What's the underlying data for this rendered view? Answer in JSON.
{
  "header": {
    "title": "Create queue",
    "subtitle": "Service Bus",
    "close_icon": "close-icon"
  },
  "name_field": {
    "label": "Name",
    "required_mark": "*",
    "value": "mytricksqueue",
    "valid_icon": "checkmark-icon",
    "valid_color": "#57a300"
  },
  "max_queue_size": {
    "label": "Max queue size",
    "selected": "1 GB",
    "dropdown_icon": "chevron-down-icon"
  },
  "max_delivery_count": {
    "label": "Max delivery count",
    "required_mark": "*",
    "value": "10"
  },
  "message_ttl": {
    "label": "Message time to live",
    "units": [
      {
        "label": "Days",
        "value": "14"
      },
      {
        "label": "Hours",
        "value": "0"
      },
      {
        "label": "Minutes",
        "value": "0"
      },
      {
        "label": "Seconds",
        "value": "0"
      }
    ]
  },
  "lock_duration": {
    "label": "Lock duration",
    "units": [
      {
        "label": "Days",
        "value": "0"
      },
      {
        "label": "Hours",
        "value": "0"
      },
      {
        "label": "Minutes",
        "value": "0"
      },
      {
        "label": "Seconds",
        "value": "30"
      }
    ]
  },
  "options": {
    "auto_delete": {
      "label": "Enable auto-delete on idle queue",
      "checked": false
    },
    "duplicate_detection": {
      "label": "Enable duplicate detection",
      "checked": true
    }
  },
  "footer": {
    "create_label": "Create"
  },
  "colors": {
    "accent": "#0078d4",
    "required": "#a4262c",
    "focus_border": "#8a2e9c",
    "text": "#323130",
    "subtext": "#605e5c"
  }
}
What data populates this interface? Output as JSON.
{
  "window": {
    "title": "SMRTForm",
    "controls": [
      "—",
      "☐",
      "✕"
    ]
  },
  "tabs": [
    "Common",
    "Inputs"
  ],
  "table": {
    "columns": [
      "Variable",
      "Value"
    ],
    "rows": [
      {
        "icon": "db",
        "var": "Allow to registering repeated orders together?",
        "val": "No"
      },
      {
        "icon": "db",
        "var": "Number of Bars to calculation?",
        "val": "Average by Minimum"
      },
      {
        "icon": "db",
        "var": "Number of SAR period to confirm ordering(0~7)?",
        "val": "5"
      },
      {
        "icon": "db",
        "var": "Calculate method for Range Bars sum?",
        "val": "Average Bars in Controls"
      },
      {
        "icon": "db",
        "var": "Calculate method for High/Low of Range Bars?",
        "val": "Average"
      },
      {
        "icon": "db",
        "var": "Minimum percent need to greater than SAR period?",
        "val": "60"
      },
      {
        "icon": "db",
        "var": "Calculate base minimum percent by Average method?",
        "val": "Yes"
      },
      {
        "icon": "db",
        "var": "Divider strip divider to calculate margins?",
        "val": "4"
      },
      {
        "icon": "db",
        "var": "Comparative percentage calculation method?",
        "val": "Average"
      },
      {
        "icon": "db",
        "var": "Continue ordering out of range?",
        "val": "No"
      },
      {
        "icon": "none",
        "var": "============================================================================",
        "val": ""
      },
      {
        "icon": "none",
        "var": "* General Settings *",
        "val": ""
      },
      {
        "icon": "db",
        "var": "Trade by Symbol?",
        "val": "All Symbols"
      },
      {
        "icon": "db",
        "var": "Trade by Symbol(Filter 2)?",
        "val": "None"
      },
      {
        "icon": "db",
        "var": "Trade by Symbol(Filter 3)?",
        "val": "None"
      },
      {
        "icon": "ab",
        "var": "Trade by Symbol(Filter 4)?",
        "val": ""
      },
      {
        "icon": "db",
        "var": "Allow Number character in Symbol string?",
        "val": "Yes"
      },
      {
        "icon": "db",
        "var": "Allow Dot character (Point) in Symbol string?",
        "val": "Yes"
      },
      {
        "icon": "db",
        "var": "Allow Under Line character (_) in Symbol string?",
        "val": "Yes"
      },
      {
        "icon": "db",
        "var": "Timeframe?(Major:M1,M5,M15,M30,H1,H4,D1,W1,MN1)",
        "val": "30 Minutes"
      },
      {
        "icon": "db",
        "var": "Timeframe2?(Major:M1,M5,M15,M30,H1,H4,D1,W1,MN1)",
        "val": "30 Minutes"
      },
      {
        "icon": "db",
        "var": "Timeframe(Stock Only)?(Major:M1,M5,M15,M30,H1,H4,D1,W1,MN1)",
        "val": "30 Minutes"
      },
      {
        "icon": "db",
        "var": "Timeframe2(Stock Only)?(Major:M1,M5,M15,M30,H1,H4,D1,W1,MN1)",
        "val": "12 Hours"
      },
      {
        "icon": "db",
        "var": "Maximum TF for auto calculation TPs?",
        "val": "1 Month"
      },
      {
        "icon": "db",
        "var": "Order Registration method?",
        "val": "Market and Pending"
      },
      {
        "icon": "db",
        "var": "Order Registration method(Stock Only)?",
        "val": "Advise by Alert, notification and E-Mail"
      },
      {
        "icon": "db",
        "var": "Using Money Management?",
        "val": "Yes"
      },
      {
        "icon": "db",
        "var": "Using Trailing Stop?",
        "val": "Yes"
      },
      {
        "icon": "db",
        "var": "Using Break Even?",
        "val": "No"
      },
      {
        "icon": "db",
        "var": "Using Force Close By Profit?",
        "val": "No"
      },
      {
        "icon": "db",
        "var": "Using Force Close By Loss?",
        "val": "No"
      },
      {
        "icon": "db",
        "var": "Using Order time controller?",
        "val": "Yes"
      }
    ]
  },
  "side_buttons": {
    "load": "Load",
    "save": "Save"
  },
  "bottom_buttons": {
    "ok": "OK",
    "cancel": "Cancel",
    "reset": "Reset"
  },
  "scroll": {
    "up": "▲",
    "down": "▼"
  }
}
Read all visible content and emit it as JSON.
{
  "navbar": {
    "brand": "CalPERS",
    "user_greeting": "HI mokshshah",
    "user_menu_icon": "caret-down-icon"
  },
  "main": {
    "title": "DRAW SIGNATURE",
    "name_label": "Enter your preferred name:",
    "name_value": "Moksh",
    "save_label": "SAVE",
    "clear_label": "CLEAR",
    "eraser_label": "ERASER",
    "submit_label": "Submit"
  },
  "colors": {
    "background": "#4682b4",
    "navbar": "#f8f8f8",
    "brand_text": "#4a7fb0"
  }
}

EXERCISE BRIEF
Restate every line of the data word for word.

COMPLETED EXERCISE
What's the underlying data for this rendered view? Answer in JSON.
{
  "header": {
    "title": "Create queue",
    "subtitle": "Service Bus",
    "close_icon": "close-icon"
  },
  "name_field": {
    "label": "Name",
    "required_mark": "*",
    "value": "mytricksqueue",
    "valid_icon": "checkmark-icon",
    "valid_color": "#57a300"
  },
  "max_queue_size": {
    "label": "Max queue size",
    "selected": "1 GB",
    "dropdown_icon": "chevron-down-icon"
  },
  "max_delivery_count": {
    "label": "Max delivery count",
    "required_mark": "*",
    "value": "10"
  },
  "message_ttl": {
    "label": "Message time to live",
    "units": [
      {
        "label": "Days",
        "value": "14"
      },
      {
        "label": "Hours",
        "value": "0"
      },
      {
        "label": "Minutes",
        "value": "0"
      },
      {
        "label": "Seconds",
        "value": "0"
      }
    ]
  },
  "lock_duration": {
    "label": "Lock duration",
    "units": [
      {
        "label": "Days",
        "value": "0"
      },
      {
        "label": "Hours",
        "value": "0"
      },
      {
        "label": "Minutes",
        "value": "0"
      },
      {
        "label": "Seconds",
        "value": "30"
      }
    ]
  },
  "options": {
    "auto_delete": {
      "label": "Enable auto-delete on idle queue",
      "checked": false
    },
    "duplicate_detection": {
      "label": "Enable duplicate detection",
      "checked": true
    }
  },
  "footer": {
    "create_label": "Create"
  },
  "colors": {
    "accent": "#0078d4",
    "required": "#a4262c",
    "focus_border": "#8a2e9c",
    "text": "#323130",
    "subtext": "#605e5c"
  }
}
What data populates this interface? Output as JSON.
{
  "window": {
    "title": "SMRTForm",
    "controls": [
      "—",
      "☐",
      "✕"
    ]
  },
  "tabs": [
    "Common",
    "Inputs"
  ],
  "table": {
    "columns": [
      "Variable",
      "Value"
    ],
    "rows": [
      {
        "icon": "db",
        "var": "Allow to registering repeated orders together?",
        "val": "No"
      },
      {
        "icon": "db",
        "var": "Number of Bars to calculation?",
        "val": "Average by Minimum"
      },
      {
        "icon": "db",
        "var": "Number of SAR period to confirm ordering(0~7)?",
        "val": "5"
      },
      {
        "icon": "db",
        "var": "Calculate method for Range Bars sum?",
        "val": "Average Bars in Controls"
      },
      {
        "icon": "db",
        "var": "Calculate method for High/Low of Range Bars?",
        "val": "Average"
      },
      {
        "icon": "db",
        "var": "Minimum percent need to greater than SAR period?",
        "val": "60"
      },
      {
        "icon": "db",
        "var": "Calculate base minimum percent by Average method?",
        "val": "Yes"
      },
      {
        "icon": "db",
        "var": "Divider strip divider to calculate margins?",
        "val": "4"
      },
      {
        "icon": "db",
        "var": "Comparative percentage calculation method?",
        "val": "Average"
      },
      {
        "icon": "db",
        "var": "Continue ordering out of range?",
        "val": "No"
      },
      {
        "icon": "none",
        "var": "============================================================================",
        "val": ""
      },
      {
        "icon": "none",
        "var": "* General Settings *",
        "val": ""
      },
      {
        "icon": "db",
        "var": "Trade by Symbol?",
        "val": "All Symbols"
      },
      {
        "icon": "db",
        "var": "Trade by Symbol(Filter 2)?",
        "val": "None"
      },
      {
        "icon": "db",
        "var": "Trade by Symbol(Filter 3)?",
        "val": "None"
      },
      {
        "icon": "ab",
        "var": "Trade by Symbol(Filter 4)?",
        "val": ""
      },
      {
        "icon": "db",
        "var": "Allow Number character in Symbol string?",
        "val": "Yes"
      },
      {
        "icon": "db",
        "var": "Allow Dot character (Point) in Symbol string?",
        "val": "Yes"
      },
      {
        "icon": "db",
        "var": "Allow Under Line character (_) in Symbol string?",
        "val": "Yes"
      },
      {
        "icon": "db",
        "var": "Timeframe?(Major:M1,M5,M15,M30,H1,H4,D1,W1,MN1)",
        "val": "30 Minutes"
      },
      {
        "icon": "db",
        "var": "Timeframe2?(Major:M1,M5,M15,M30,H1,H4,D1,W1,MN1)",
        "val": "30 Minutes"
      },
      {
        "icon": "db",
        "var": "Timeframe(Stock Only)?(Major:M1,M5,M15,M30,H1,H4,D1,W1,MN1)",
        "val": "30 Minutes"
      },
      {
        "icon": "db",
        "var": "Timeframe2(Stock Only)?(Major:M1,M5,M15,M30,H1,H4,D1,W1,MN1)",
        "val": "12 Hours"
      },
      {
        "icon": "db",
        "var": "Maximum TF for auto calculation TPs?",
        "val": "1 Month"
      },
      {
        "icon": "db",
        "var": "Order Registration method?",
        "val": "Market and Pending"
      },
      {
        "icon": "db",
        "var": "Order Registration method(Stock Only)?",
        "val": "Advise by Alert, notification and E-Mail"
      },
      {
        "icon": "db",
        "var": "Using Money Management?",
        "val": "Yes"
      },
      {
        "icon": "db",
        "var": "Using Trailing Stop?",
        "val": "Yes"
      },
      {
        "icon": "db",
        "var": "Using Break Even?",
        "val": "No"
      },
      {
        "icon": "db",
        "var": "Using Force Close By Profit?",
        "val": "No"
      },
      {
        "icon": "db",
        "var": "Using Force Close By Loss?",
        "val": "No"
      },
      {
        "icon": "db",
        "var": "Using Order time controller?",
        "val": "Yes"
      }
    ]
  },
  "side_buttons": {
    "load": "Load",
    "save": "Save"
  },
  "bottom_buttons": {
    "ok": "OK",
    "cancel": "Cancel",
    "reset": "Reset"
  },
  "scroll": {
    "up": "▲",
    "down": "▼"
  }
}
Read all visible content and emit it as JSON.
{
  "navbar": {
    "brand": "CalPERS",
    "user_greeting": "HI mokshshah",
    "user_menu_icon": "caret-down-icon"
  },
  "main": {
    "title": "DRAW SIGNATURE",
    "name_label": "Enter your preferred name:",
    "name_value": "Moksh",
    "save_label": "SAVE",
    "clear_label": "CLEAR",
    "eraser_label": "ERASER",
    "submit_label": "Submit"
  },
  "colors": {
    "background": "#4682b4",
    "navbar": "#f8f8f8",
    "brand_text": "#4a7fb0"
  }
}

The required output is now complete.